- [What this task involves] Every line of the listing that holds the word "JSON" should be returned.

- [Listed entries]
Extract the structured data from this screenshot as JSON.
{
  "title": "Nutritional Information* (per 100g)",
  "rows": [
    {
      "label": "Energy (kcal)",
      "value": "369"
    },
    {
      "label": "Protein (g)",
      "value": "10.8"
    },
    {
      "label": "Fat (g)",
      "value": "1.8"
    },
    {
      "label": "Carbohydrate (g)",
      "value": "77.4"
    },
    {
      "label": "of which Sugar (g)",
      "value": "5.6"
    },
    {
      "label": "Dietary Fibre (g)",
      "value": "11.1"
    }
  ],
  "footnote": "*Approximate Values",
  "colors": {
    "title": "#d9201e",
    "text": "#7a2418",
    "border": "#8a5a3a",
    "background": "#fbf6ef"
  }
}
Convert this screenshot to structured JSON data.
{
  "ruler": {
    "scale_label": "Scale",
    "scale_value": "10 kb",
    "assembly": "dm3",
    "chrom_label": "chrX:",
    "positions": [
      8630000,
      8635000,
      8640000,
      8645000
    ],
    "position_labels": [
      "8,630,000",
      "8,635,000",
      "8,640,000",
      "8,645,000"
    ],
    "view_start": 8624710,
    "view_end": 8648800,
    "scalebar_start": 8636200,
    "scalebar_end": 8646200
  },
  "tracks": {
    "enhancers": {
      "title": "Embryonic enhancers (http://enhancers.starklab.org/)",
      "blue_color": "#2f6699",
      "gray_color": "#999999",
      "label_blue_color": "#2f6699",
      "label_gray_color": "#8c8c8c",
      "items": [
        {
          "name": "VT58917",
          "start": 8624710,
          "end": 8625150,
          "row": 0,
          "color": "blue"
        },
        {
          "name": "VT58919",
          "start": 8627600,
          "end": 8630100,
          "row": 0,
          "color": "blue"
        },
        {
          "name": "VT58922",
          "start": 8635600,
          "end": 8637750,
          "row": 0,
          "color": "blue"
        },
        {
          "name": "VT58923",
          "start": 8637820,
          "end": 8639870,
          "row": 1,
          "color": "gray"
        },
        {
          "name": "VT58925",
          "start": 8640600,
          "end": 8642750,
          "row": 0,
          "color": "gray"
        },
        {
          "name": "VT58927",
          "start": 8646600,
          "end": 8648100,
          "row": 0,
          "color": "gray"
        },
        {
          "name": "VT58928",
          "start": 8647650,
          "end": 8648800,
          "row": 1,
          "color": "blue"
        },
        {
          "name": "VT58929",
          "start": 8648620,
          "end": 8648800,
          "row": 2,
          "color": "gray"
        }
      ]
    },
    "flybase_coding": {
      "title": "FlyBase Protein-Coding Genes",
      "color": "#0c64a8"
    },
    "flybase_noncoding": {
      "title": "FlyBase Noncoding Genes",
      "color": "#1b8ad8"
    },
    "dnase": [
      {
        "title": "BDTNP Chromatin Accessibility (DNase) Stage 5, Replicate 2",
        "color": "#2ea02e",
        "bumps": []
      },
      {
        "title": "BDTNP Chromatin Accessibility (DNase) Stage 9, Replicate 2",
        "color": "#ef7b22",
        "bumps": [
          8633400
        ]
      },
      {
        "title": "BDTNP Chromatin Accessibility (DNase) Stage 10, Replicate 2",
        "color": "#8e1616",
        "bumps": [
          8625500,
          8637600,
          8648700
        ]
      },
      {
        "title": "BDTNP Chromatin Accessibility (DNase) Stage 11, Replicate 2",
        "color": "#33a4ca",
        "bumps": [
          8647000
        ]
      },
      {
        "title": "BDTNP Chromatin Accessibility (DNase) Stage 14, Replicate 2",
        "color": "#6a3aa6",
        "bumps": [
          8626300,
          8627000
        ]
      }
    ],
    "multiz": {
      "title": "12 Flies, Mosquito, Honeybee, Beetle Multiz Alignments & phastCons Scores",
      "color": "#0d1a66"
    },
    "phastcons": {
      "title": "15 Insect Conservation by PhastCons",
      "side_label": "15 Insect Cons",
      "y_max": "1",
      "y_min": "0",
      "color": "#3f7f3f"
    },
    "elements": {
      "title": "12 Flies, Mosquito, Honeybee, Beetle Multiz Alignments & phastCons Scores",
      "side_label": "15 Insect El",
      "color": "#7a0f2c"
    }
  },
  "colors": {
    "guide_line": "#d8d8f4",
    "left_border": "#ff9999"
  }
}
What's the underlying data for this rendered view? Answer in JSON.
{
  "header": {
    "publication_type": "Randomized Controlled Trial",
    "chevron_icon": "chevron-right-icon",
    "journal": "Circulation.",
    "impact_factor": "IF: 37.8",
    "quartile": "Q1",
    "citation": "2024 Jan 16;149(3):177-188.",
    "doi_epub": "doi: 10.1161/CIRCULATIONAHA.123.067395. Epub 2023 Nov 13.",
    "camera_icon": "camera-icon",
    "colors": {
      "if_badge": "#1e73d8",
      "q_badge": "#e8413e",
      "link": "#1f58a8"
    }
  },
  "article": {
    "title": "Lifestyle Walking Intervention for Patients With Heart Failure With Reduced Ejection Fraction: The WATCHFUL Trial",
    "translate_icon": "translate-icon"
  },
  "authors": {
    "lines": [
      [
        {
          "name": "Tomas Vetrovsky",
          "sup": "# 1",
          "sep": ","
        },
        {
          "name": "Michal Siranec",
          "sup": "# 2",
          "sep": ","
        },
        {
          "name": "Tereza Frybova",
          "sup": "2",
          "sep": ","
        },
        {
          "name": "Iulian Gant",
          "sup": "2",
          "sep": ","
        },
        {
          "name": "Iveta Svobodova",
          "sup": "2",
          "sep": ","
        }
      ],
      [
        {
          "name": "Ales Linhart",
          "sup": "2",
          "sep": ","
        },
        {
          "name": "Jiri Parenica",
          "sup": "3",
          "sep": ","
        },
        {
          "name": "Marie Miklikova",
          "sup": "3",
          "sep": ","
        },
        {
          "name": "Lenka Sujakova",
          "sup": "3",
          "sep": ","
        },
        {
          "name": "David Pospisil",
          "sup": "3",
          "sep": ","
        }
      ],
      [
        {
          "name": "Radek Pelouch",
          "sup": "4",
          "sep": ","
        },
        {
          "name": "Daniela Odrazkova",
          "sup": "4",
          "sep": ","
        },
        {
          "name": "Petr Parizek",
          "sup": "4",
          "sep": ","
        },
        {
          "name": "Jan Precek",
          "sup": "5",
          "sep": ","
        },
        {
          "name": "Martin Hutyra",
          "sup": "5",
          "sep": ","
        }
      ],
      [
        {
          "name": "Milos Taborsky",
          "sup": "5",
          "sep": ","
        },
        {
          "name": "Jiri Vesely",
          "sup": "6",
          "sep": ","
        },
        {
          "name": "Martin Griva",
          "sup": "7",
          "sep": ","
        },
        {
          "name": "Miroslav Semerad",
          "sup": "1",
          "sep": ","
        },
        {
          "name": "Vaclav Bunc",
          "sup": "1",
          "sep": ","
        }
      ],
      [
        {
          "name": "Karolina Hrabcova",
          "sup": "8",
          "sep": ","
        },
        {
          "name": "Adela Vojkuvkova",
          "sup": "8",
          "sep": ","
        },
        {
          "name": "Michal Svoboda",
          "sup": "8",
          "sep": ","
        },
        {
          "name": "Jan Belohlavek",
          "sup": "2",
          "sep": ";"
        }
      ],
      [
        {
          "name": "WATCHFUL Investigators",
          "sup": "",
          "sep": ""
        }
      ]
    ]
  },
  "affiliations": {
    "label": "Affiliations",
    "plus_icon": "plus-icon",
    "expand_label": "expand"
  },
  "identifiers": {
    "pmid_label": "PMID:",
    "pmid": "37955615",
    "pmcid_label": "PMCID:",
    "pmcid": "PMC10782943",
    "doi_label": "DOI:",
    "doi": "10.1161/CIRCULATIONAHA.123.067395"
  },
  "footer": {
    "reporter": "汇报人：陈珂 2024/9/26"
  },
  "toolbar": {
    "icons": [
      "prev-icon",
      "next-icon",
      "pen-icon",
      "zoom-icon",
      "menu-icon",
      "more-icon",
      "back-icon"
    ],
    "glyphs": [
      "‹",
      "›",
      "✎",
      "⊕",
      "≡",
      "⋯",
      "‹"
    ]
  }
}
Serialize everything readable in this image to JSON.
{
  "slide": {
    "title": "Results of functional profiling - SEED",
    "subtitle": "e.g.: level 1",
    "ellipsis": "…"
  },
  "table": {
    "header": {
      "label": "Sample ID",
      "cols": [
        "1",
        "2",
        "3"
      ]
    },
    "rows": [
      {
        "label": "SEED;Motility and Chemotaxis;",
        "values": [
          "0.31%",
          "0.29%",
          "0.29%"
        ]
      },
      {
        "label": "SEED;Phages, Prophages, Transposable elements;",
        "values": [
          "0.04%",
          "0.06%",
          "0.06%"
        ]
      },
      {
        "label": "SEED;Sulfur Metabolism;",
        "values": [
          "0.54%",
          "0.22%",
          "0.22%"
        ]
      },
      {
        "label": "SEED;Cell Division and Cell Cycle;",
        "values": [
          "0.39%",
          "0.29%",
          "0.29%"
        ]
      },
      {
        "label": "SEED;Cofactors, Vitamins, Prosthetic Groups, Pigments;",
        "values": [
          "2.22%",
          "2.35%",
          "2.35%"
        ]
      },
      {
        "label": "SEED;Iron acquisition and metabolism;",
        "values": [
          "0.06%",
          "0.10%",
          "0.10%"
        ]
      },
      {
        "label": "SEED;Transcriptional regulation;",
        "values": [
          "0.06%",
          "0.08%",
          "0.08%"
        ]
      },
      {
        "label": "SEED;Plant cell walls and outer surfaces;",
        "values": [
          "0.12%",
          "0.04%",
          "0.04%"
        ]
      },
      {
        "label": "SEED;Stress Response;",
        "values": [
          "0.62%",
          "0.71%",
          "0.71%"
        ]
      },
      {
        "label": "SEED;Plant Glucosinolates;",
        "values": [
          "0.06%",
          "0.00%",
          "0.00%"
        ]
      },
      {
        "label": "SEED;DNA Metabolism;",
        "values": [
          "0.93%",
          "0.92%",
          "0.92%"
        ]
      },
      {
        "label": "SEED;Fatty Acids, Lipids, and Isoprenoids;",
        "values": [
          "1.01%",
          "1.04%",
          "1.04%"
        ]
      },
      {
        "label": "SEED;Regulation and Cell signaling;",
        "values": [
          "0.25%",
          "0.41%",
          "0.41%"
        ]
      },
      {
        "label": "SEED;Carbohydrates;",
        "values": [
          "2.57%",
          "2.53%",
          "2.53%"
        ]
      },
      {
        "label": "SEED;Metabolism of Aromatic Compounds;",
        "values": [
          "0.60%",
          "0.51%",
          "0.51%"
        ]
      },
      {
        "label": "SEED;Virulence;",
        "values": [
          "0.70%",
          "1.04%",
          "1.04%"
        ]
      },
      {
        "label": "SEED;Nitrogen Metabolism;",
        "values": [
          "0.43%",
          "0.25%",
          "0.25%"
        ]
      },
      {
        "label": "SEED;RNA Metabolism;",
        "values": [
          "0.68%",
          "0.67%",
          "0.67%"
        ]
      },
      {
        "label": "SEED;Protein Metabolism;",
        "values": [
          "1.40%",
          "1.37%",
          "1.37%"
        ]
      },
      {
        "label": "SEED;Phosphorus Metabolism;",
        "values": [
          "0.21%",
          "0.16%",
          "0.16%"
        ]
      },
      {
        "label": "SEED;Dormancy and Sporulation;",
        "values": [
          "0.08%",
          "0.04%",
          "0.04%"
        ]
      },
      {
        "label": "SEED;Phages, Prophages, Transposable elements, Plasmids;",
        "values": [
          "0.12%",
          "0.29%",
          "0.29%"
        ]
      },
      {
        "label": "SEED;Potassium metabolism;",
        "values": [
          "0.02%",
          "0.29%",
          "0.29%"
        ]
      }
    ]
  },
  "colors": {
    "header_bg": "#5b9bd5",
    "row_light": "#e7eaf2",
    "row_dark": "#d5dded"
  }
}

- [The completed task]
Extract the structured data from this screenshot as JSON.
Convert this screenshot to structured JSON data.
What's the underlying data for this rendered view? Answer in JSON.
Serialize everything readable in this image to JSON.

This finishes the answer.